(Dataset records)
○ ○ ○ ○
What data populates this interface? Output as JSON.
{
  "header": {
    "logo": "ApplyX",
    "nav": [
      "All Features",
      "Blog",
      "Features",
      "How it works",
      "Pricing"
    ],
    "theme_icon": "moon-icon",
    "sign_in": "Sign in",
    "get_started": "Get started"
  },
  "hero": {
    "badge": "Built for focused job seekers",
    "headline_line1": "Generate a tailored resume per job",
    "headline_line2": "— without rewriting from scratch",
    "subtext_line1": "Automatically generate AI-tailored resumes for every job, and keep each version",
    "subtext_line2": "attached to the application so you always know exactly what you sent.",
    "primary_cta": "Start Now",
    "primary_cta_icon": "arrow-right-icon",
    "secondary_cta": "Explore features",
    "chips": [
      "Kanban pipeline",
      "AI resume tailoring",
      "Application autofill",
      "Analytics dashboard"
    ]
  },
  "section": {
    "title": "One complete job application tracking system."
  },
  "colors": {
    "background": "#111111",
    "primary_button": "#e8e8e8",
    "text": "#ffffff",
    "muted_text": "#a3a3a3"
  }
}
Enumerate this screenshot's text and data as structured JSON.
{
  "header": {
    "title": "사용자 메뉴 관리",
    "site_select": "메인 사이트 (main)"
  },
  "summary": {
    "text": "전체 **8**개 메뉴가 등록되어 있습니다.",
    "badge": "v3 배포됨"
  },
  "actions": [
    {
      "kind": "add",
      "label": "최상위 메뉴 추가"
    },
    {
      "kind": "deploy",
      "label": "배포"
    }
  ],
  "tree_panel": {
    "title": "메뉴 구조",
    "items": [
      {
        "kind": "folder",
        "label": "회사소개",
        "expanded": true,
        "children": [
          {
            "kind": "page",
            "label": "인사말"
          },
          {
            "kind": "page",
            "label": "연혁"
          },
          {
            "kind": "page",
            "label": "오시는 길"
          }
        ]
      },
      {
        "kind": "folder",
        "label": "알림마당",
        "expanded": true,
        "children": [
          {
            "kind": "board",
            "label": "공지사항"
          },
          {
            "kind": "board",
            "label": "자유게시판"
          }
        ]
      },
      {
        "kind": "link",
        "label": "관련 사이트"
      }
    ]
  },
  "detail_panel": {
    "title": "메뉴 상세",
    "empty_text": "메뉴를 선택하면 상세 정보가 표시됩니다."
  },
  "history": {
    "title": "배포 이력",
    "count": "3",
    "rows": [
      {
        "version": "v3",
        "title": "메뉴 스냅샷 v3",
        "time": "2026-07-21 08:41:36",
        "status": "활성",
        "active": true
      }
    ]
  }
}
○ ○ ○ ○
> **Exercise prompt**: Give the records above again, word for word.

> **Complete answer**:
What data populates this interface? Output as JSON.
{
  "header": {
    "logo": "ApplyX",
    "nav": [
      "All Features",
      "Blog",
      "Features",
      "How it works",
      "Pricing"
    ],
    "theme_icon": "moon-icon",
    "sign_in": "Sign in",
    "get_started": "Get started"
  },
  "hero": {
    "badge": "Built for focused job seekers",
    "headline_line1": "Generate a tailored resume per job",
    "headline_line2": "— without rewriting from scratch",
    "subtext_line1": "Automatically generate AI-tailored resumes for every job, and keep each version",
    "subtext_line2": "attached to the application so you always know exactly what you sent.",
    "primary_cta": "Start Now",
    "primary_cta_icon": "arrow-right-icon",
    "secondary_cta": "Explore features",
    "chips": [
      "Kanban pipeline",
      "AI resume tailoring",
      "Application autofill",
      "Analytics dashboard"
    ]
  },
  "section": {
    "title": "One complete job application tracking system."
  },
  "colors": {
    "background": "#111111",
    "primary_button": "#e8e8e8",
    "text": "#ffffff",
    "muted_text": "#a3a3a3"
  }
}
Enumerate this screenshot's text and data as structured JSON.
{
  "header": {
    "title": "사용자 메뉴 관리",
    "site_select": "메인 사이트 (main)"
  },
  "summary": {
    "text": "전체 **8**개 메뉴가 등록되어 있습니다.",
    "badge": "v3 배포됨"
  },
  "actions": [
    {
      "kind": "add",
      "label": "최상위 메뉴 추가"
    },
    {
      "kind": "deploy",
      "label": "배포"
    }
  ],
  "tree_panel": {
    "title": "메뉴 구조",
    "items": [
      {
        "kind": "folder",
        "label": "회사소개",
        "expanded": true,
        "children": [
          {
            "kind": "page",
            "label": "인사말"
          },
          {
            "kind": "page",
            "label": "연혁"
          },
          {
            "kind": "page",
            "label": "오시는 길"
          }
        ]
      },
      {
        "kind": "folder",
        "label": "알림마당",
        "expanded": true,
        "children": [
          {
            "kind": "board",
            "label": "공지사항"
          },
          {
            "kind": "board",
            "label": "자유게시판"
          }
        ]
      },
      {
        "kind": "link",
        "label": "관련 사이트"
      }
    ]
  },
  "detail_panel": {
    "title": "메뉴 상세",
    "empty_text": "메뉴를 선택하면 상세 정보가 표시됩니다."
  },
  "history": {
    "title": "배포 이력",
    "count": "3",
    "rows": [
      {
        "version": "v3",
        "title": "메뉴 스냅샷 v3",
        "time": "2026-07-21 08:41:36",
        "status": "활성",
        "active": true
      }
    ]
  }
}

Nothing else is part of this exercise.